**The task**.
Copy out every line of the listing below without changing anything.

— start The records —

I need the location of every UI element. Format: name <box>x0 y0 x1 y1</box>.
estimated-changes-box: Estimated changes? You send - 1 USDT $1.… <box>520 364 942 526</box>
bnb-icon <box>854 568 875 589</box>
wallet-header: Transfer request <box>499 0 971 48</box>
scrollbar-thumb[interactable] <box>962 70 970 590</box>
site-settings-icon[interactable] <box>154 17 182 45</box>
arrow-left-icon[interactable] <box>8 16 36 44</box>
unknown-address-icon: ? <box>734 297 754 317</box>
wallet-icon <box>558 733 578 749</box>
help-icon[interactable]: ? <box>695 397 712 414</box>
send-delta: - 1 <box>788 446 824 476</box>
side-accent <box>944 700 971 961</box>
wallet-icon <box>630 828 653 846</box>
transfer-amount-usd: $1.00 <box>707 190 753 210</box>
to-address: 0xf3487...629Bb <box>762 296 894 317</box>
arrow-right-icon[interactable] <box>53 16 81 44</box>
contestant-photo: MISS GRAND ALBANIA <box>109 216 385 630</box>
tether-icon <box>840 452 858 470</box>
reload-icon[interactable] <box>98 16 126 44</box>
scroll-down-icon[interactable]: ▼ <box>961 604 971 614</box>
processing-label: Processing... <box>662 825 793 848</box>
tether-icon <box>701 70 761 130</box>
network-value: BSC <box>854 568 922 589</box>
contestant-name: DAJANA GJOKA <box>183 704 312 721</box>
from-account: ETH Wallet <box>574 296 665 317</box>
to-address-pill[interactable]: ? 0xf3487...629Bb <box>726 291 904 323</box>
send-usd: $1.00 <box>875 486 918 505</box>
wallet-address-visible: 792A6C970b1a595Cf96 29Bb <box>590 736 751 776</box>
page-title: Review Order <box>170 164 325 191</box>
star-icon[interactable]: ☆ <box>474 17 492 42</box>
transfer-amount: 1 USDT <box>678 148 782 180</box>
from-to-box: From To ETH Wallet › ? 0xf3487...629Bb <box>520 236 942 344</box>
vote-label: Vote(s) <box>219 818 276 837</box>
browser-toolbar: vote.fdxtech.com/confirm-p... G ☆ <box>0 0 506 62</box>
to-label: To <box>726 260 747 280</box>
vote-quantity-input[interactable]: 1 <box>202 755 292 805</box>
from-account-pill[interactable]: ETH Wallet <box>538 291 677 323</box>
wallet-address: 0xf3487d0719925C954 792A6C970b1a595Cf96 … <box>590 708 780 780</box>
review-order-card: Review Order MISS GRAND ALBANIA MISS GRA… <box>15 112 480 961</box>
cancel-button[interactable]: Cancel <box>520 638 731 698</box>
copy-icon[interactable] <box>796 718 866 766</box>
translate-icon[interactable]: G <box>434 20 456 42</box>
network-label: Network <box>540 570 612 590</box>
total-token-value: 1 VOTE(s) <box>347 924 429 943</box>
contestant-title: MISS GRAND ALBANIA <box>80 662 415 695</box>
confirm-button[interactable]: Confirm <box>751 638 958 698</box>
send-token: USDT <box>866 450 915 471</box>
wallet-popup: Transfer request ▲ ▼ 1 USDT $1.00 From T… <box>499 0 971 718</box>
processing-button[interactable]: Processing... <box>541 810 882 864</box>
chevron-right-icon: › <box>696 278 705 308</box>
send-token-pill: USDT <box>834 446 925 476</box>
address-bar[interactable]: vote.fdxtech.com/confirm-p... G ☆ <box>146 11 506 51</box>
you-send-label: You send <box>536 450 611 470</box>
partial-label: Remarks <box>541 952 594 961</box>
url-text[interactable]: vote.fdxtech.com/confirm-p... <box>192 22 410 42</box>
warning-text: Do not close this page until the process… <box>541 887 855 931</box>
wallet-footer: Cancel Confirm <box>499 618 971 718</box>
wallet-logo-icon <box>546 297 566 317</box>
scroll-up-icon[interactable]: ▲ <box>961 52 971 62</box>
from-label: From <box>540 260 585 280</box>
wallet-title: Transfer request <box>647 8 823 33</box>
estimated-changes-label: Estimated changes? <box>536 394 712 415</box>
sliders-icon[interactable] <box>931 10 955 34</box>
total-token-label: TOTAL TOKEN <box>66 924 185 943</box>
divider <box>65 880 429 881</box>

— end The records —

**Response for this exercise**.
I need the location of every UI element. Format: name <box>x0 y0 x1 y1</box>.
estimated-changes-box: Estimated changes? You send - 1 USDT $1.… <box>520 364 942 526</box>
bnb-icon <box>854 568 875 589</box>
wallet-header: Transfer request <box>499 0 971 48</box>
scrollbar-thumb[interactable] <box>962 70 970 590</box>
site-settings-icon[interactable] <box>154 17 182 45</box>
arrow-left-icon[interactable] <box>8 16 36 44</box>
unknown-address-icon: ? <box>734 297 754 317</box>
wallet-icon <box>558 733 578 749</box>
help-icon[interactable]: ? <box>695 397 712 414</box>
send-delta: - 1 <box>788 446 824 476</box>
side-accent <box>944 700 971 961</box>
wallet-icon <box>630 828 653 846</box>
transfer-amount-usd: $1.00 <box>707 190 753 210</box>
to-address: 0xf3487...629Bb <box>762 296 894 317</box>
arrow-right-icon[interactable] <box>53 16 81 44</box>
contestant-photo: MISS GRAND ALBANIA <box>109 216 385 630</box>
tether-icon <box>840 452 858 470</box>
reload-icon[interactable] <box>98 16 126 44</box>
scroll-down-icon[interactable]: ▼ <box>961 604 971 614</box>
processing-label: Processing... <box>662 825 793 848</box>
tether-icon <box>701 70 761 130</box>
network-value: BSC <box>854 568 922 589</box>
contestant-name: DAJANA GJOKA <box>183 704 312 721</box>
from-account: ETH Wallet <box>574 296 665 317</box>
to-address-pill[interactable]: ? 0xf3487...629Bb <box>726 291 904 323</box>
send-usd: $1.00 <box>875 486 918 505</box>
wallet-address-visible: 792A6C970b1a595Cf96 29Bb <box>590 736 751 776</box>
page-title: Review Order <box>170 164 325 191</box>
star-icon[interactable]: ☆ <box>474 17 492 42</box>
transfer-amount: 1 USDT <box>678 148 782 180</box>
from-to-box: From To ETH Wallet › ? 0xf3487...629Bb <box>520 236 942 344</box>
vote-label: Vote(s) <box>219 818 276 837</box>
browser-toolbar: vote.fdxtech.com/confirm-p... G ☆ <box>0 0 506 62</box>
to-label: To <box>726 260 747 280</box>
vote-quantity-input[interactable]: 1 <box>202 755 292 805</box>
from-account-pill[interactable]: ETH Wallet <box>538 291 677 323</box>
wallet-address: 0xf3487d0719925C954 792A6C970b1a595Cf96 … <box>590 708 780 780</box>
review-order-card: Review Order MISS GRAND ALBANIA MISS GRA… <box>15 112 480 961</box>
cancel-button[interactable]: Cancel <box>520 638 731 698</box>
copy-icon[interactable] <box>796 718 866 766</box>
translate-icon[interactable]: G <box>434 20 456 42</box>
network-label: Network <box>540 570 612 590</box>
total-token-value: 1 VOTE(s) <box>347 924 429 943</box>
contestant-title: MISS GRAND ALBANIA <box>80 662 415 695</box>
confirm-button[interactable]: Confirm <box>751 638 958 698</box>
send-token: USDT <box>866 450 915 471</box>
wallet-popup: Transfer request ▲ ▼ 1 USDT $1.00 From T… <box>499 0 971 718</box>
processing-button[interactable]: Processing... <box>541 810 882 864</box>
chevron-right-icon: › <box>696 278 705 308</box>
send-token-pill: USDT <box>834 446 925 476</box>
address-bar[interactable]: vote.fdxtech.com/confirm-p... G ☆ <box>146 11 506 51</box>
you-send-label: You send <box>536 450 611 470</box>
partial-label: Remarks <box>541 952 594 961</box>
url-text[interactable]: vote.fdxtech.com/confirm-p... <box>192 22 410 42</box>
warning-text: Do not close this page until the process… <box>541 887 855 931</box>
wallet-footer: Cancel Confirm <box>499 618 971 718</box>
wallet-logo-icon <box>546 297 566 317</box>
scroll-up-icon[interactable]: ▲ <box>961 52 971 62</box>
from-label: From <box>540 260 585 280</box>
wallet-title: Transfer request <box>647 8 823 33</box>
estimated-changes-label: Estimated changes? <box>536 394 712 415</box>
sliders-icon[interactable] <box>931 10 955 34</box>
total-token-label: TOTAL TOKEN <box>66 924 185 943</box>
divider <box>65 880 429 881</box>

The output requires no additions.